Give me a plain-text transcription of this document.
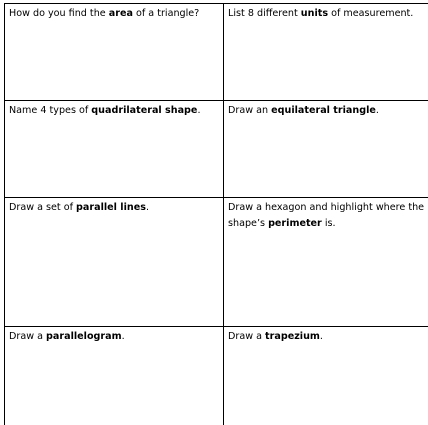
How do you find the area of a triangle?	List 8 different units of measurement.
Name 4 types of quadrilateral shape.	Draw an equilateral triangle.
Draw a set of parallel lines.	Draw a hexagon and highlight where the shape’s perimeter is.
Draw a parallelogram.	Draw a trapezium.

Written request. Reproduce the entries above word for word. Pictures stay out.

Answer below.
Give me a plain-text transcription of this document.
How do you find the area of a triangle?	List 8 different units of measurement.
Name 4 types of quadrilateral shape.	Draw an equilateral triangle.
Draw a set of parallel lines.	Draw a hexagon and highlight where the shape’s perimeter is.
Draw a parallelogram.	Draw a trapezium.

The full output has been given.